Exercise goal: Copy out every line of the items below word for word, omitting the pictures.

━━ Supplied records

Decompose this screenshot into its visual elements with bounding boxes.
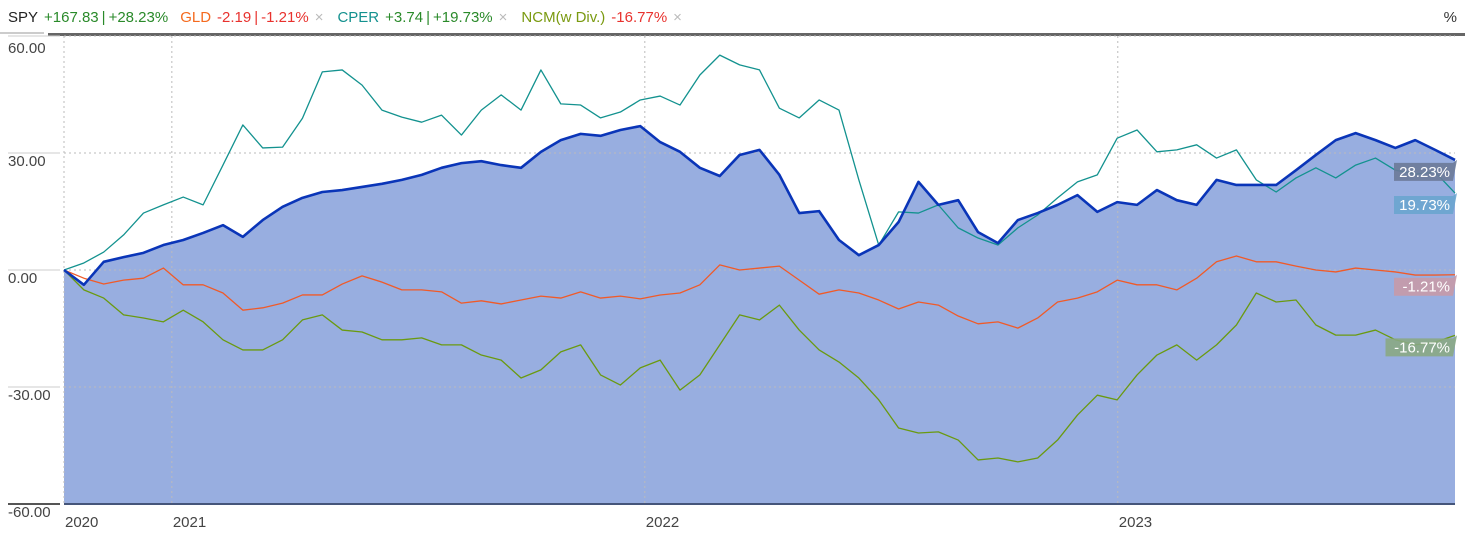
- line-cper: [63, 54, 1456, 271]
- end-label-bg: [1394, 274, 1457, 296]
- legend-separator: |: [426, 9, 431, 26]
- ytick-label: -30.00: [8, 387, 51, 404]
- unit-label: %: [1443, 9, 1457, 26]
- xtick-label: 2023: [1119, 514, 1152, 531]
- legend-percent: +28.23%: [108, 9, 169, 26]
- line-spy: [63, 124, 1456, 287]
- ytick-label: -60.00: [8, 504, 51, 521]
- legend-separator: |: [254, 9, 259, 26]
- xtick-label: 2021: [173, 514, 206, 531]
- ytick-label: 30.00: [8, 153, 46, 170]
- ytick-label: 0.00: [8, 270, 37, 287]
- top-border: [48, 33, 1465, 36]
- legend-ticker-ncmwdiv[interactable]: NCM(w Div.): [521, 9, 606, 26]
- line-ncmwdiv: [63, 269, 1456, 463]
- legend-underline: [0, 32, 44, 34]
- line-gld: [63, 255, 1456, 329]
- legend-change: -2.19: [217, 9, 252, 26]
- legend-percent: +19.73%: [433, 9, 493, 26]
- end-label-cper: 19.73%: [1399, 197, 1450, 214]
- remove-series-icon[interactable]: ×: [673, 9, 682, 26]
- xtick-label: 2022: [646, 514, 679, 531]
- end-label-ncmwdiv: -16.77%: [1394, 339, 1450, 356]
- ytick-label: 60.00: [8, 40, 46, 57]
- legend-ticker-gld[interactable]: GLD: [180, 9, 212, 26]
- legend-separator: |: [101, 9, 106, 26]
- legend-percent: -16.77%: [611, 9, 668, 26]
- remove-series-icon[interactable]: ×: [314, 9, 324, 26]
- xtick-label: 2020: [65, 514, 98, 531]
- remove-series-icon[interactable]: ×: [498, 9, 508, 26]
- end-label-bg: [1394, 193, 1457, 215]
- end-label-bg: [1385, 335, 1457, 357]
- area-spy: [64, 126, 1455, 504]
- end-label-bg: [1394, 159, 1457, 181]
- end-label-spy: 28.23%: [1399, 164, 1450, 181]
- legend-change: +3.74: [385, 9, 424, 26]
- chart-legend: SPY +167.83 | +28.23% GLD -2.19 | -1.21% × CPER +3…: [8, 9, 696, 26]
- end-label-gld: -1.21%: [1402, 279, 1450, 296]
- legend-ticker-spy[interactable]: SPY: [8, 9, 39, 26]
- legend-change: +167.83: [44, 9, 99, 26]
- legend-ticker-cper[interactable]: CPER: [337, 9, 380, 26]
- legend-percent: -1.21%: [261, 9, 309, 26]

━━━━

Written response:
Decompose this screenshot into its visual elements with bounding boxes.
- line-cper: [63, 54, 1456, 271]
- end-label-bg: [1394, 274, 1457, 296]
- legend-separator: |: [426, 9, 431, 26]
- ytick-label: -30.00: [8, 387, 51, 404]
- unit-label: %: [1443, 9, 1457, 26]
- xtick-label: 2023: [1119, 514, 1152, 531]
- legend-percent: +28.23%: [108, 9, 169, 26]
- line-spy: [63, 124, 1456, 287]
- ytick-label: -60.00: [8, 504, 51, 521]
- legend-separator: |: [254, 9, 259, 26]
- xtick-label: 2021: [173, 514, 206, 531]
- ytick-label: 30.00: [8, 153, 46, 170]
- ytick-label: 0.00: [8, 270, 37, 287]
- top-border: [48, 33, 1465, 36]
- legend-ticker-ncmwdiv[interactable]: NCM(w Div.): [521, 9, 606, 26]
- line-ncmwdiv: [63, 269, 1456, 463]
- legend-underline: [0, 32, 44, 34]
- line-gld: [63, 255, 1456, 329]
- legend-change: -2.19: [217, 9, 252, 26]
- legend-percent: +19.73%: [433, 9, 493, 26]
- end-label-cper: 19.73%: [1399, 197, 1450, 214]
- remove-series-icon[interactable]: ×: [673, 9, 682, 26]
- xtick-label: 2022: [646, 514, 679, 531]
- end-label-ncmwdiv: -16.77%: [1394, 339, 1450, 356]
- ytick-label: 60.00: [8, 40, 46, 57]
- legend-ticker-gld[interactable]: GLD: [180, 9, 212, 26]
- legend-separator: |: [101, 9, 106, 26]
- legend-percent: -16.77%: [611, 9, 668, 26]
- remove-series-icon[interactable]: ×: [314, 9, 324, 26]
- xtick-label: 2020: [65, 514, 98, 531]
- remove-series-icon[interactable]: ×: [498, 9, 508, 26]
- end-label-bg: [1394, 193, 1457, 215]
- end-label-bg: [1385, 335, 1457, 357]
- area-spy: [64, 126, 1455, 504]
- end-label-bg: [1394, 159, 1457, 181]
- end-label-spy: 28.23%: [1399, 164, 1450, 181]
- legend-change: +3.74: [385, 9, 424, 26]
- chart-legend: SPY +167.83 | +28.23% GLD -2.19 | -1.21% × CPER +3…: [8, 9, 696, 26]
- end-label-gld: -1.21%: [1402, 279, 1450, 296]
- legend-ticker-spy[interactable]: SPY: [8, 9, 39, 26]
- legend-change: +167.83: [44, 9, 99, 26]
- legend-ticker-cper[interactable]: CPER: [337, 9, 380, 26]
- legend-percent: -1.21%: [261, 9, 309, 26]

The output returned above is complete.